■ Aufgabe 1:
Mit welchem Alter könnte man laut dem Forumsbeitrag zur Verbeamtung beispielsweise in Teilzeit gehen?
■ Aufgabe 2:
Gib aus dem Forumsbeitrag zur Verbeamtung den Abschnitt zwischen "Den Unterschied E9b" und "Karrierechancen vorhanden sind." einschließlich unverändert wieder.

■ Ausgangstext:
· · · · · · ·

Zitat von: Kaspar in Heute um 14:14Würde sich ein Wechsel in Hinblick auf diese Fragestellungen auch in Finanzieller Hinsicht lohnen?

Den Unterschied E9b / A9 kannst du hier im Rechner leicht prüfen. Relevanter wäre wohl das berufliche Vorankommen. Da hängt es ganz wesentlich von deiner Behörde und deinem Aufgabenfeld ab wo - soweit gewollt - Karrierechancen vorhanden sind.

Ansonsten kommts natürlich darauf an, ob du dich lebenslang an einen Dienstherren binden willst oder den Job im öD nur temporär siehst.

Johann

Kommt durchaus auf mehrere Faktoren an. Jeder Dienstherr hat bei der Verbeamtung bei Details teilweise enorme Unterschiede, die sich auswirken können. Warst du beispielsweise schon 15 Jahre als Tarifbeschäftigter in der "Laufbahn" des mittleren Dienstes bei deinem Arbeitgeber unterwegs und führt diese "Laufbahn" jetzt zur Verbeamtung, ist es beispielsweise in Niedersachsen möglich und soll auch so gemacht werden, dass dir diese 15 Jahre Stand heute für die Pension angerechnet werden. Dadurch kriegst du einmal die gesetzliche und die VBL-Rente und für die selben Jahre auch noch Pension bis zum Maximalsatz. Da die Summe davon in Vollzeit erheblich über dem Maximalsatz liegen würde, könntest du dann irgendwann, beispielsweise mit 55 Jahren in Teilzeit gehen und würdest am Ende trotzdem den äquivalenten Maximalpensionssatz erhalten. Darüber hinaus wird in Nds die Laufbahn fiktiv nachgebildet, also geschaut, wo du heute stehen würdest, wenn du die ganzen Jahre vorher als TB schon Beamter gewesen wärst. Nach 15 Jahren wärst du da wahrscheinlich A8 oder ggf. sogar schon A9 und könntest entsprechend direkt ins Endamt verbeamtet werden.

· · · · · · ·

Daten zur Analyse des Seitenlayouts

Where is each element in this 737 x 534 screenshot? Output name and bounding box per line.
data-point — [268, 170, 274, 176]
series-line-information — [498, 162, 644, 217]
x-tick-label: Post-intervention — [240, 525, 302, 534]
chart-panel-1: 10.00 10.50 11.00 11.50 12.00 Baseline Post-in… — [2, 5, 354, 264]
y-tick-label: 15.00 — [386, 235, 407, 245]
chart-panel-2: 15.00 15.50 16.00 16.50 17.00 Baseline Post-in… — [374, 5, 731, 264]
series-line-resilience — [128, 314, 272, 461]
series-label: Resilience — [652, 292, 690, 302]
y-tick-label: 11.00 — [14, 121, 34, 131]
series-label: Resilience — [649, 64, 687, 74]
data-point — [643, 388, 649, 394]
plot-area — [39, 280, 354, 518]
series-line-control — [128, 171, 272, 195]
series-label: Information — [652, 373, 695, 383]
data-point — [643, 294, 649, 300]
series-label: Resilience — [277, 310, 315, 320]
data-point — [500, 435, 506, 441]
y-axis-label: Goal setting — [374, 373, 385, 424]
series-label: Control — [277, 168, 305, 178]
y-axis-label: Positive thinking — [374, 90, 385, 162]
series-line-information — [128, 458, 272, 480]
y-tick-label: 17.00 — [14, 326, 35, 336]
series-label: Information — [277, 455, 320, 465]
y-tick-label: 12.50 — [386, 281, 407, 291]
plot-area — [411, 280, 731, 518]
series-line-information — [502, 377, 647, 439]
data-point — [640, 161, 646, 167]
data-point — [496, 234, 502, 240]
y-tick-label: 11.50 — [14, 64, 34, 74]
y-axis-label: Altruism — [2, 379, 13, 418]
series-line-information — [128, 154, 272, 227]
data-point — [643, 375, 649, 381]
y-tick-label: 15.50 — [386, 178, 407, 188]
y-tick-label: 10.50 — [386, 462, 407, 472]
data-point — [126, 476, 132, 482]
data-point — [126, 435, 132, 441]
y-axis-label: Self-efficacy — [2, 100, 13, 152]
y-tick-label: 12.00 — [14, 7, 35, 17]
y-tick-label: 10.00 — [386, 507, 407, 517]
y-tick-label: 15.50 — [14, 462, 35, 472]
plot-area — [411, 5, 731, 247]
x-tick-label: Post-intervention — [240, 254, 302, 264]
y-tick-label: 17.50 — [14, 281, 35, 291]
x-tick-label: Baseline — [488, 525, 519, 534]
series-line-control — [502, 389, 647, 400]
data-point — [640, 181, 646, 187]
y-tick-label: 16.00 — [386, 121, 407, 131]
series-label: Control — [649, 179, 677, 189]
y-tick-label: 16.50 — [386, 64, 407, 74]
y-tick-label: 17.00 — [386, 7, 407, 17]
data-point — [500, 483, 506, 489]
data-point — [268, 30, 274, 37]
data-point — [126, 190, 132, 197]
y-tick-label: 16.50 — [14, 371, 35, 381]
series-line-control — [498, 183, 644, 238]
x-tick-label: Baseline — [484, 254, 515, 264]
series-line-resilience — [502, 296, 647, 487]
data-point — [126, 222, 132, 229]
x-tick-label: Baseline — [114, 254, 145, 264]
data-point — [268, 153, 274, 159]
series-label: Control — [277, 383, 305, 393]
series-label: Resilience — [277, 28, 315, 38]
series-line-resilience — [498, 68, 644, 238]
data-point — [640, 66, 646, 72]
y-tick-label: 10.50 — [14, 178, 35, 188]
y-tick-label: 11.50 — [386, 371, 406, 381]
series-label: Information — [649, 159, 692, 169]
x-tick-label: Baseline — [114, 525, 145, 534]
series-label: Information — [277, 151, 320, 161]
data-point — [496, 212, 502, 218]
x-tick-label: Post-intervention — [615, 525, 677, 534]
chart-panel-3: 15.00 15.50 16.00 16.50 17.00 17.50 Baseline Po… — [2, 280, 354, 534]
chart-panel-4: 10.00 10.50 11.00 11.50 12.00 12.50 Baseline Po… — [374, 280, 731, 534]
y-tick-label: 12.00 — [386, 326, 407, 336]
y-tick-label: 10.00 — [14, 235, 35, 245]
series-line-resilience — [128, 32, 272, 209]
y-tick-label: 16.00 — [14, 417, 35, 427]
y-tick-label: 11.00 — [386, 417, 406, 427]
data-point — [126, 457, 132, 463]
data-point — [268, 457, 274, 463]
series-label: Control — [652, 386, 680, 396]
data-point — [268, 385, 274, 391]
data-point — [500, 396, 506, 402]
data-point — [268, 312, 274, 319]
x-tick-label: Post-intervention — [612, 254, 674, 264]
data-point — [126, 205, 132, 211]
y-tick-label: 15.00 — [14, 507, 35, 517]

· · · · · · ·

■ Antwort 1:
Mit 55 Jahren.

■ Antwort 2:
Den Unterschied E9b / A9 kannst du hier im Rechner leicht prüfen. Relevanter wäre wohl das berufliche Vorankommen. Da hängt es ganz wesentlich von deiner Behörde und deinem Aufgabenfeld ab wo - soweit gewollt - Karrierechancen vorhanden sind.